→ Task 1:
Do these statements agree with the shrimp season thread? For each, answer yes or no and quote the words from the thread that decide it. (a) GB eats shrimp all year. (b) jabbur wrote the book on when to buy things. (c) Uncle Bob says pinks are now in season in Mississippi and Louisiana.
→ Task 2:
Which types of shrimp does the shrimp season thread name?
→ Task 3:
Carry on the shrimp season thread from its last line.

→ Document passage:
────────────────────

# Shrimp, best time of year?



## giggler (Oct 14, 2009)

When eating/ buying shrimp..

is there a best "season"?

are they like Oysters, and best in Months with an "R"?

Eric, Austin Tx.


----------



## GB (Oct 14, 2009)

That oyster rule is no longer the hard and fast rule it once was. See this article for more info.

I eat shrimp year round and have never noticed certain times being better or worse than others.


----------



## jabbur (Oct 14, 2009)

I don't know if it's covered here or not but a friend of mine wrote this book and it might have something in it for you.  If it doesn't cover shrimp, it might cover other things you're interested in.

Buy ketchup In May and Fly at Noon-guide for best time to buy this, do that and go there book


----------



## GB (Oct 14, 2009)

jabbur that is so cool that your friend wrote that book. I almost bought it the other day. I listened to an interview with him on NPR and found the book to be really interesting. I still may buy it.


----------



## Uncle Bob (Oct 14, 2009)

Shrimp seasons can and do vary from State to State, and within various regions of State Waters and also by the type of shrimp...Mostly browns, and whites, and pinks....Right now whites are in season in Mississippi and Louisiana...Check with your State's Wildlife and Fisheries (or whatever) to see what is in season for your State...I would guess White shrimp are available right now in Texas markets...

Enjoy, and HTH


----------



## Andy M. (Oct 14, 2009)

────────────────────

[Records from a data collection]
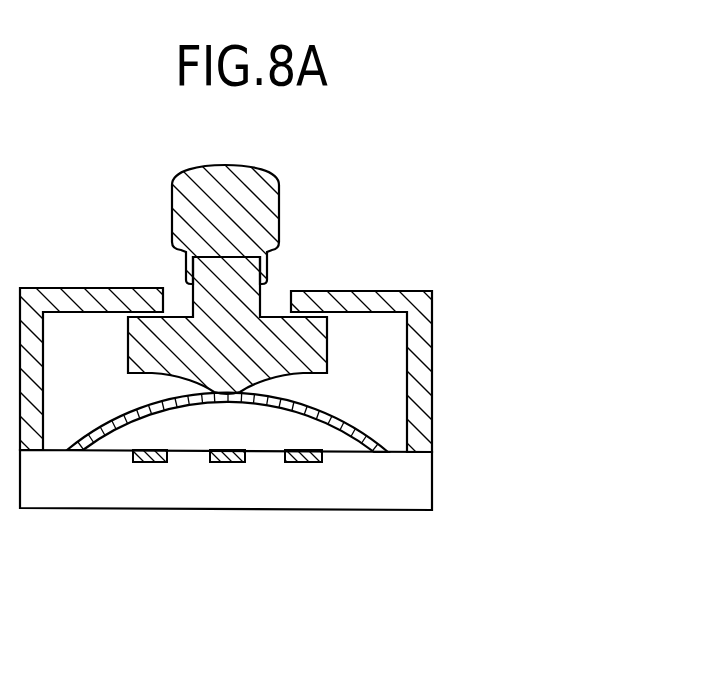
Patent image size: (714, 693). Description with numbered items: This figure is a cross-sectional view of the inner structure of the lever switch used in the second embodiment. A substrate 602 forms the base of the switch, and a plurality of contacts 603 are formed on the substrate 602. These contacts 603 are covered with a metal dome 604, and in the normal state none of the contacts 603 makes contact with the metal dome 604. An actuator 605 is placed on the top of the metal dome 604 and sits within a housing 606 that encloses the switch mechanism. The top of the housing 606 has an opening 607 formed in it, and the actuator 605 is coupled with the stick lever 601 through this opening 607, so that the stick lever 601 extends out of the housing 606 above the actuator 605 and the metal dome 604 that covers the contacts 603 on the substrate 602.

The stick lever 601 is at (279, 198).
The substrate 602 is at (417, 495).
The contacts 603 is at (150, 462).
The metal dome 604 is at (360, 427).
The actuator 605 is at (327, 343).
The housing 606 is at (421, 291).
The opening 607 is at (160, 278).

────────────────────

→ Written answer 1:
(a) Yes: "I eat shrimp year round"
(b) No: "a friend of mine wrote this book"
(c) No: "Right now whites are in season in Mississippi and Louisiana"

→ Written answer 2:
browns, whites, pinks

→ Written answer 3:
In the majority of the USA, shrimp is only available frozen, so season has little meaning. 

I almost never see actual fresh shrimp for sale.  Sometimes stores sell frozen shrimp that has been thawed.  I also never see whole shrimp with head and appendages.


----------



## BreezyCooking (Oct 14, 2009)

Actually, fresh head-on shrimp are making a MAJOR comeback.  I can get them almost every week at several of my local markets here - usually U.S. Gulf Whites.  They're lovely.  And at one of Asian markets here I've seen them offered still alive & squirming about!  Definitely a new adventure for me to try one of these days - lol!  But for the most part, shrimp are available year-round, & all have been beheaded & flash-frozen before they reach your market.  Some large concerns even do this on board the boats shortly after the catch.  Which means, just like much frozen finfish, that your frozen shrimp can actually be "fresher" than what's sold at your market as "fresh, never frozen".  But as a simple answer to your question - no, there really isn't any real "season" for shrimp.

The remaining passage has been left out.